(A run of records)
>> START
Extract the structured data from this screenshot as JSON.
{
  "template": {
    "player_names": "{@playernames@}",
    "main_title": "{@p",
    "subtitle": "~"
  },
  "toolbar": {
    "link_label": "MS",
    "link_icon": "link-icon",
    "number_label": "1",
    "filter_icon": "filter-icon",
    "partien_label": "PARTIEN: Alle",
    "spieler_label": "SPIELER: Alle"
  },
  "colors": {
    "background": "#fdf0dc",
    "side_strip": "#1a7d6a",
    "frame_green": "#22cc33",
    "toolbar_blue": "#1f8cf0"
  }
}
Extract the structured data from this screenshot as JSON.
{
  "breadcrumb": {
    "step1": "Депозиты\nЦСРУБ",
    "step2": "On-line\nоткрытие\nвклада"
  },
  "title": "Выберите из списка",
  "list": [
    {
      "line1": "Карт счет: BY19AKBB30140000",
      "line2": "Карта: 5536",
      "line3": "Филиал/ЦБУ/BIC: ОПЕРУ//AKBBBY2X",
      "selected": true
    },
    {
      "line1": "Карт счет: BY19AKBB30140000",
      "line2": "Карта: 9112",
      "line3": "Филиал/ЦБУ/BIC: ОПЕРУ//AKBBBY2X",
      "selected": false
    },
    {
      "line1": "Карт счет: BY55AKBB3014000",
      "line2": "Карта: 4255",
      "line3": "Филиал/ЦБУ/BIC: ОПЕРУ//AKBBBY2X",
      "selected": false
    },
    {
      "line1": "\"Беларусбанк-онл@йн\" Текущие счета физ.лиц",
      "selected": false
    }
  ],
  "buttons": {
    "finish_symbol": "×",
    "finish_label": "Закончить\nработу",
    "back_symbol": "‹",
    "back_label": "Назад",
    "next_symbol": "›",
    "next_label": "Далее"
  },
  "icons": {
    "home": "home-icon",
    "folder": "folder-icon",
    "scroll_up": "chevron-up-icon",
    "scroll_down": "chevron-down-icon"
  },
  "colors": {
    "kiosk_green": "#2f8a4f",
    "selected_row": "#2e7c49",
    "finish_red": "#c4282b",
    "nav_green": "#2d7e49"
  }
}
>> END
## Task prompt
Please output the entire listing exactly as it stands.

## Solution for this exercise
Extract the structured data from this screenshot as JSON.
{
  "template": {
    "player_names": "{@playernames@}",
    "main_title": "{@p",
    "subtitle": "~"
  },
  "toolbar": {
    "link_label": "MS",
    "link_icon": "link-icon",
    "number_label": "1",
    "filter_icon": "filter-icon",
    "partien_label": "PARTIEN: Alle",
    "spieler_label": "SPIELER: Alle"
  },
  "colors": {
    "background": "#fdf0dc",
    "side_strip": "#1a7d6a",
    "frame_green": "#22cc33",
    "toolbar_blue": "#1f8cf0"
  }
}
Extract the structured data from this screenshot as JSON.
{
  "breadcrumb": {
    "step1": "Депозиты\nЦСРУБ",
    "step2": "On-line\nоткрытие\nвклада"
  },
  "title": "Выберите из списка",
  "list": [
    {
      "line1": "Карт счет: BY19AKBB30140000",
      "line2": "Карта: 5536",
      "line3": "Филиал/ЦБУ/BIC: ОПЕРУ//AKBBBY2X",
      "selected": true
    },
    {
      "line1": "Карт счет: BY19AKBB30140000",
      "line2": "Карта: 9112",
      "line3": "Филиал/ЦБУ/BIC: ОПЕРУ//AKBBBY2X",
      "selected": false
    },
    {
      "line1": "Карт счет: BY55AKBB3014000",
      "line2": "Карта: 4255",
      "line3": "Филиал/ЦБУ/BIC: ОПЕРУ//AKBBBY2X",
      "selected": false
    },
    {
      "line1": "\"Беларусбанк-онл@йн\" Текущие счета физ.лиц",
      "selected": false
    }
  ],
  "buttons": {
    "finish_symbol": "×",
    "finish_label": "Закончить\nработу",
    "back_symbol": "‹",
    "back_label": "Назад",
    "next_symbol": "›",
    "next_label": "Далее"
  },
  "icons": {
    "home": "home-icon",
    "folder": "folder-icon",
    "scroll_up": "chevron-up-icon",
    "scroll_down": "chevron-down-icon"
  },
  "colors": {
    "kiosk_green": "#2f8a4f",
    "selected_row": "#2e7c49",
    "finish_red": "#c4282b",
    "nav_green": "#2d7e49"
  }
}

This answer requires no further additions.